WORK TO DO:
1 – Copy the post about reading the Bible between "I'm 55 yrs old" and "OneMan, Welcome!", inclusive.
2 – In the post about reading the Bible, who gave the writer a first Bible?

EXCERPTED PASSAGE:
◆ ◆ ◆

I'm 55 yrs old and I got my first Bible(KJV) on my fifth birthday, from my Grandmother. I still have it. I have read the Bible from beginning to end more than I can count. Not because it's that many only that I honestly didn't care enough to count. I just wanted to read it to learn. I have just finished the OT, and I must admit I have learned more this time than any other. When I started I did it because I had run out of other things to read. So I decided to read it thru again. I had no thoughts of getting anything more than any of the times I had the other times.
OneMan, Welcome!

◆ ◆ ◆

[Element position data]
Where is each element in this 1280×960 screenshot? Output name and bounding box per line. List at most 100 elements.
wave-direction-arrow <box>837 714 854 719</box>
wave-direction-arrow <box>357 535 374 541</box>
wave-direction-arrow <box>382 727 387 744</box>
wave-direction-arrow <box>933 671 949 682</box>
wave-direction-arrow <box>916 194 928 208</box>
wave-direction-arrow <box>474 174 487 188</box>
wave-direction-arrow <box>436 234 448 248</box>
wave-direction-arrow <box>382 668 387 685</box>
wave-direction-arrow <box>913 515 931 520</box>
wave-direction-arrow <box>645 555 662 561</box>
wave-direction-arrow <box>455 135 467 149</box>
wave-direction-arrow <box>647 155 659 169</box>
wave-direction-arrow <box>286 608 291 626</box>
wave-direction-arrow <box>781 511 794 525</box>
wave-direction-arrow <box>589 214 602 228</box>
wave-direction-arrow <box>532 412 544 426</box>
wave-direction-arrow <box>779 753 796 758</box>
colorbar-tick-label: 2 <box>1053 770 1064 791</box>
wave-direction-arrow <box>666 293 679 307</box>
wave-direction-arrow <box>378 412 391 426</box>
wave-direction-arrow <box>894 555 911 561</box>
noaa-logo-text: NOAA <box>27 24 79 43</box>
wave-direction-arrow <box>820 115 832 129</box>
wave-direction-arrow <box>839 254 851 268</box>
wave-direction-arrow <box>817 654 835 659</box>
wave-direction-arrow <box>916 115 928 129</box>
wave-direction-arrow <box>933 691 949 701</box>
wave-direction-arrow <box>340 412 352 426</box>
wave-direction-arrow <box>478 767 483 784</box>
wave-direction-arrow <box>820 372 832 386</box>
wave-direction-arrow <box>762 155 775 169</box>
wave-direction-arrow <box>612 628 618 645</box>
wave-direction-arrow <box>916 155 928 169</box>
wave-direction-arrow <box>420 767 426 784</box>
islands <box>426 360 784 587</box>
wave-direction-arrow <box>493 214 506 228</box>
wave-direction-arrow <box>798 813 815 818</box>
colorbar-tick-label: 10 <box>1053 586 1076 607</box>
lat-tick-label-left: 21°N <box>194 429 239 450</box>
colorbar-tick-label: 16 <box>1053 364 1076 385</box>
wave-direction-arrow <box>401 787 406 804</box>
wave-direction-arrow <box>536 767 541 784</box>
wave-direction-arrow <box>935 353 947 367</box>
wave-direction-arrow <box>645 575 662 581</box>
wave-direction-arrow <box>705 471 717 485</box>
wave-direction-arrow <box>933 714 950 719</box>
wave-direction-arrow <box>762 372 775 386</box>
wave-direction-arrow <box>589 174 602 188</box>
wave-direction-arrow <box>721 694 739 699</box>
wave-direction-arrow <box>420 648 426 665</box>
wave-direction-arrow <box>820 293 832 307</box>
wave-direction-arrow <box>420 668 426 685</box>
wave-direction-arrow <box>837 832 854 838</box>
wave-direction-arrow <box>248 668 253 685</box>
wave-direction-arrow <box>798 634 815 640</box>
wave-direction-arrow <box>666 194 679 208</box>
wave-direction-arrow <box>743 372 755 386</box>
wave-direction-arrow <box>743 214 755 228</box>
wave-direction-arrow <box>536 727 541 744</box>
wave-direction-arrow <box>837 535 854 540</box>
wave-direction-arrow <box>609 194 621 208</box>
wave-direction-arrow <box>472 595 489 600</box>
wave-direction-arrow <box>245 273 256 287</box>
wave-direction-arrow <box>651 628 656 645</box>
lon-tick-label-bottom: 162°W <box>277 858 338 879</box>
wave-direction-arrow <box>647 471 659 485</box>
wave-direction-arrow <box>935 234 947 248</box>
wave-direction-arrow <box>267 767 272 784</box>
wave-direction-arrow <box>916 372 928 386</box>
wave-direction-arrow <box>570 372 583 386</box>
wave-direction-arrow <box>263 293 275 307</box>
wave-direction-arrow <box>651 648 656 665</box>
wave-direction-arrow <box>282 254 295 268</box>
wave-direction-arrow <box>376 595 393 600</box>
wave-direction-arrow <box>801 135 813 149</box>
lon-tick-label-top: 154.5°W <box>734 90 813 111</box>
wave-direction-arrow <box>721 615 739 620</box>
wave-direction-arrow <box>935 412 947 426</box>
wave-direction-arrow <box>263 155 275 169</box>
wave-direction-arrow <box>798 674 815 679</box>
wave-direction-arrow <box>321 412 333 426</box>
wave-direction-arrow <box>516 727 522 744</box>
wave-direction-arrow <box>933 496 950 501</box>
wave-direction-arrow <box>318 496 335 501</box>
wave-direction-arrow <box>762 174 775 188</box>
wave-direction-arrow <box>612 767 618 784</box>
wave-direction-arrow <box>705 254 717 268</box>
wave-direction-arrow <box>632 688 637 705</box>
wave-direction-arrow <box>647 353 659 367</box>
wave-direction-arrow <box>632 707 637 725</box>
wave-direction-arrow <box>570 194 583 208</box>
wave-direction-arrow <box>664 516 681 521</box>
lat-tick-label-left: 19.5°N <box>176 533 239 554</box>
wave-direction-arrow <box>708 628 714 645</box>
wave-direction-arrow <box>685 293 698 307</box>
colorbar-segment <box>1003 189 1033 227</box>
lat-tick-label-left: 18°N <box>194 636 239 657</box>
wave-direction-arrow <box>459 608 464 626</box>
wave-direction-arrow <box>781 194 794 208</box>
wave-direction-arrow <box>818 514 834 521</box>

◆ ◆ ◆

CORRECT ANSWERS:
1 –
I'm 55 yrs old and I got my first Bible(KJV) on my fifth birthday, from my Grandmother. I still have it. I have read the Bible from beginning to end more than I can count. Not because it's that many only that I honestly didn't care enough to count. I just wanted to read it to learn. I have just finished the OT, and I must admit I have learned more this time than any other. When I started I did it because I had run out of other things to read. So I decided to read it thru again. I had no thoughts of getting anything more than any of the times I had the other times.
OneMan, Welcome!

2 – The writer's grandmother.